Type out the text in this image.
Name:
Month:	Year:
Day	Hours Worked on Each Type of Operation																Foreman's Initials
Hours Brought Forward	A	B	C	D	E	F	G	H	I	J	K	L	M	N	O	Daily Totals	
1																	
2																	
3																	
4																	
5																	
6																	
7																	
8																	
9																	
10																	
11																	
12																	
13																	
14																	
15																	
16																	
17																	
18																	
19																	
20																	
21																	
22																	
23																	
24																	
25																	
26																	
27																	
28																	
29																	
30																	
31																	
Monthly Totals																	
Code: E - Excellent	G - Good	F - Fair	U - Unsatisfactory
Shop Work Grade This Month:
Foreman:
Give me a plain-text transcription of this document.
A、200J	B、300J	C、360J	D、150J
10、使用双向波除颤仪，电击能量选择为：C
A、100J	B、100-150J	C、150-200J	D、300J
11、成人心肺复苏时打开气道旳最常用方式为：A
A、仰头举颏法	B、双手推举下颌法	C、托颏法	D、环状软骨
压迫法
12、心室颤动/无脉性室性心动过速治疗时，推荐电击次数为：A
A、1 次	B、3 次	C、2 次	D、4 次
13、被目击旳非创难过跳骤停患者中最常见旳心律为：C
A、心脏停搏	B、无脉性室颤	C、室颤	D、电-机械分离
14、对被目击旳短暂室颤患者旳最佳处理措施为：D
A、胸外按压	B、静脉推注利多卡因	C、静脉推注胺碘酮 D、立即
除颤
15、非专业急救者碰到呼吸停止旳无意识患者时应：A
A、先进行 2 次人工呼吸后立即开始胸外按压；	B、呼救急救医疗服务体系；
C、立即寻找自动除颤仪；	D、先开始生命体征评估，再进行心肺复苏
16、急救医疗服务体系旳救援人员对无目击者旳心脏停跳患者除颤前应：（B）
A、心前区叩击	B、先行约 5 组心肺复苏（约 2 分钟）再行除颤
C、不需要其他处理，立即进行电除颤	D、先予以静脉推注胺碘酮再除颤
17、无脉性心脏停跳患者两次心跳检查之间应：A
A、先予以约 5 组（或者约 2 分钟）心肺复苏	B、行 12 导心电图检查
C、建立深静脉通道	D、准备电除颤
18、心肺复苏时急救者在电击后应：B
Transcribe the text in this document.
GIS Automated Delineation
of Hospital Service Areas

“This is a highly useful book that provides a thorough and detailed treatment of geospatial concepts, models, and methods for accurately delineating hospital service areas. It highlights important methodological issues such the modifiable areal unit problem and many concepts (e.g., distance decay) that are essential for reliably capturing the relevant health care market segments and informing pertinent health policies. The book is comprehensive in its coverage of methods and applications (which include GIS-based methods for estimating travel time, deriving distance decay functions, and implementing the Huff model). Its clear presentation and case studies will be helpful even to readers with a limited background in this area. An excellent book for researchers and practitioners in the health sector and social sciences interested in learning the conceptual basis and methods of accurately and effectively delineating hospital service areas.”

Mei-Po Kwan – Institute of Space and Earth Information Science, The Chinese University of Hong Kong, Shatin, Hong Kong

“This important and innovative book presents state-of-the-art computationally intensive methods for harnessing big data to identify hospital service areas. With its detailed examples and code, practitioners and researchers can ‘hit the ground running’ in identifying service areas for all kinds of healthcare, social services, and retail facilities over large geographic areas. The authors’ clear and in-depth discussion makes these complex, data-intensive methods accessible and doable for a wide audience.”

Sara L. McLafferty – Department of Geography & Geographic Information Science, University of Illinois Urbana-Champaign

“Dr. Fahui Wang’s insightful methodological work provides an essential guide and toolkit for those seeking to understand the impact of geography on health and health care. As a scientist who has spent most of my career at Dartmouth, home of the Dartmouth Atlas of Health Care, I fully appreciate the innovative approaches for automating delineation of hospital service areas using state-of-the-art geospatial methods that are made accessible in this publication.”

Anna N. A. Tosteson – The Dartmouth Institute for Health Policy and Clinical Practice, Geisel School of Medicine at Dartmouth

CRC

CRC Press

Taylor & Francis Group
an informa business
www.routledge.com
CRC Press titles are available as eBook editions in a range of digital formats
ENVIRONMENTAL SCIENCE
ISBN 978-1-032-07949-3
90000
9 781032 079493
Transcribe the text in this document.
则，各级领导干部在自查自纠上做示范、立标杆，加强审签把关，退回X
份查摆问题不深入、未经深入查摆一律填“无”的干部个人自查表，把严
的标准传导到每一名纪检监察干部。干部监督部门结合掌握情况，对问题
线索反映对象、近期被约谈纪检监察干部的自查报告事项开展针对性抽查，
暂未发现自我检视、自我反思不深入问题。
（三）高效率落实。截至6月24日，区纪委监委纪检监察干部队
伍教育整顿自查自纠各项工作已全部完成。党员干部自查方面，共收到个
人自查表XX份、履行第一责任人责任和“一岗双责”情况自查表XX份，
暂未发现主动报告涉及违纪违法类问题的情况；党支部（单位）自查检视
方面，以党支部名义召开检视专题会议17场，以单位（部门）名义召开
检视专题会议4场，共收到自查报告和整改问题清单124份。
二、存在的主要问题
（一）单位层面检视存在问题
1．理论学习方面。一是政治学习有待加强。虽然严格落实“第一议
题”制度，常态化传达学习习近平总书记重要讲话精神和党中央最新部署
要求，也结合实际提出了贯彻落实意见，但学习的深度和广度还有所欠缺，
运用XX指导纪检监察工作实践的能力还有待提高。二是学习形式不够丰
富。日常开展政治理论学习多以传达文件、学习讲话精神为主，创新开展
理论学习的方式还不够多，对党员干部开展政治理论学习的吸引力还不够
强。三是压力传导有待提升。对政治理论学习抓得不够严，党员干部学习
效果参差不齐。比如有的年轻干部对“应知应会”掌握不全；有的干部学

----

● **WHAT IS ASKED**
Extract each line of the listing above, copying it word for word.

● **TASK SOLUTION**
Type out the text in this image.
Name:
Month:	Year:
Day	Hours Worked on Each Type of Operation																Foreman's Initials
Hours Brought Forward	A	B	C	D	E	F	G	H	I	J	K	L	M	N	O	Daily Totals	
1																	
2																	
3																	
4																	
5																	
6																	
7																	
8																	
9																	
10																	
11																	
12																	
13																	
14																	
15																	
16																	
17																	
18																	
19																	
20																	
21																	
22																	
23																	
24																	
25																	
26																	
27																	
28																	
29																	
30																	
31																	
Monthly Totals																	
Code: E - Excellent	G - Good	F - Fair	U - Unsatisfactory
Shop Work Grade This Month:
Foreman:
Give me a plain-text transcription of this document.
A、200J	B、300J	C、360J	D、150J
10、使用双向波除颤仪，电击能量选择为：C
A、100J	B、100-150J	C、150-200J	D、300J
11、成人心肺复苏时打开气道旳最常用方式为：A
A、仰头举颏法	B、双手推举下颌法	C、托颏法	D、环状软骨
压迫法
12、心室颤动/无脉性室性心动过速治疗时，推荐电击次数为：A
A、1 次	B、3 次	C、2 次	D、4 次
13、被目击旳非创难过跳骤停患者中最常见旳心律为：C
A、心脏停搏	B、无脉性室颤	C、室颤	D、电-机械分离
14、对被目击旳短暂室颤患者旳最佳处理措施为：D
A、胸外按压	B、静脉推注利多卡因	C、静脉推注胺碘酮 D、立即
除颤
15、非专业急救者碰到呼吸停止旳无意识患者时应：A
A、先进行 2 次人工呼吸后立即开始胸外按压；	B、呼救急救医疗服务体系；
C、立即寻找自动除颤仪；	D、先开始生命体征评估，再进行心肺复苏
16、急救医疗服务体系旳救援人员对无目击者旳心脏停跳患者除颤前应：（B）
A、心前区叩击	B、先行约 5 组心肺复苏（约 2 分钟）再行除颤
C、不需要其他处理，立即进行电除颤	D、先予以静脉推注胺碘酮再除颤
17、无脉性心脏停跳患者两次心跳检查之间应：A
A、先予以约 5 组（或者约 2 分钟）心肺复苏	B、行 12 导心电图检查
C、建立深静脉通道	D、准备电除颤
18、心肺复苏时急救者在电击后应：B
Transcribe the text in this document.
GIS Automated Delineation
of Hospital Service Areas

“This is a highly useful book that provides a thorough and detailed treatment of geospatial concepts, models, and methods for accurately delineating hospital service areas. It highlights important methodological issues such the modifiable areal unit problem and many concepts (e.g., distance decay) that are essential for reliably capturing the relevant health care market segments and informing pertinent health policies. The book is comprehensive in its coverage of methods and applications (which include GIS-based methods for estimating travel time, deriving distance decay functions, and implementing the Huff model). Its clear presentation and case studies will be helpful even to readers with a limited background in this area. An excellent book for researchers and practitioners in the health sector and social sciences interested in learning the conceptual basis and methods of accurately and effectively delineating hospital service areas.”

Mei-Po Kwan – Institute of Space and Earth Information Science, The Chinese University of Hong Kong, Shatin, Hong Kong

“This important and innovative book presents state-of-the-art computationally intensive methods for harnessing big data to identify hospital service areas. With its detailed examples and code, practitioners and researchers can ‘hit the ground running’ in identifying service areas for all kinds of healthcare, social services, and retail facilities over large geographic areas. The authors’ clear and in-depth discussion makes these complex, data-intensive methods accessible and doable for a wide audience.”

Sara L. McLafferty – Department of Geography & Geographic Information Science, University of Illinois Urbana-Champaign

“Dr. Fahui Wang’s insightful methodological work provides an essential guide and toolkit for those seeking to understand the impact of geography on health and health care. As a scientist who has spent most of my career at Dartmouth, home of the Dartmouth Atlas of Health Care, I fully appreciate the innovative approaches for automating delineation of hospital service areas using state-of-the-art geospatial methods that are made accessible in this publication.”

Anna N. A. Tosteson – The Dartmouth Institute for Health Policy and Clinical Practice, Geisel School of Medicine at Dartmouth

CRC

CRC Press

Taylor & Francis Group
an informa business
www.routledge.com
CRC Press titles are available as eBook editions in a range of digital formats
ENVIRONMENTAL SCIENCE
ISBN 978-1-032-07949-3
90000
9 781032 079493
Transcribe the text in this document.
则，各级领导干部在自查自纠上做示范、立标杆，加强审签把关，退回X
份查摆问题不深入、未经深入查摆一律填“无”的干部个人自查表，把严
的标准传导到每一名纪检监察干部。干部监督部门结合掌握情况，对问题
线索反映对象、近期被约谈纪检监察干部的自查报告事项开展针对性抽查，
暂未发现自我检视、自我反思不深入问题。
（三）高效率落实。截至6月24日，区纪委监委纪检监察干部队
伍教育整顿自查自纠各项工作已全部完成。党员干部自查方面，共收到个
人自查表XX份、履行第一责任人责任和“一岗双责”情况自查表XX份，
暂未发现主动报告涉及违纪违法类问题的情况；党支部（单位）自查检视
方面，以党支部名义召开检视专题会议17场，以单位（部门）名义召开
检视专题会议4场，共收到自查报告和整改问题清单124份。
二、存在的主要问题
（一）单位层面检视存在问题
1．理论学习方面。一是政治学习有待加强。虽然严格落实“第一议
题”制度，常态化传达学习习近平总书记重要讲话精神和党中央最新部署
要求，也结合实际提出了贯彻落实意见，但学习的深度和广度还有所欠缺，
运用XX指导纪检监察工作实践的能力还有待提高。二是学习形式不够丰
富。日常开展政治理论学习多以传达文件、学习讲话精神为主，创新开展
理论学习的方式还不够多，对党员干部开展政治理论学习的吸引力还不够
强。三是压力传导有待提升。对政治理论学习抓得不够严，党员干部学习
效果参差不齐。比如有的年轻干部对“应知应会”掌握不全；有的干部学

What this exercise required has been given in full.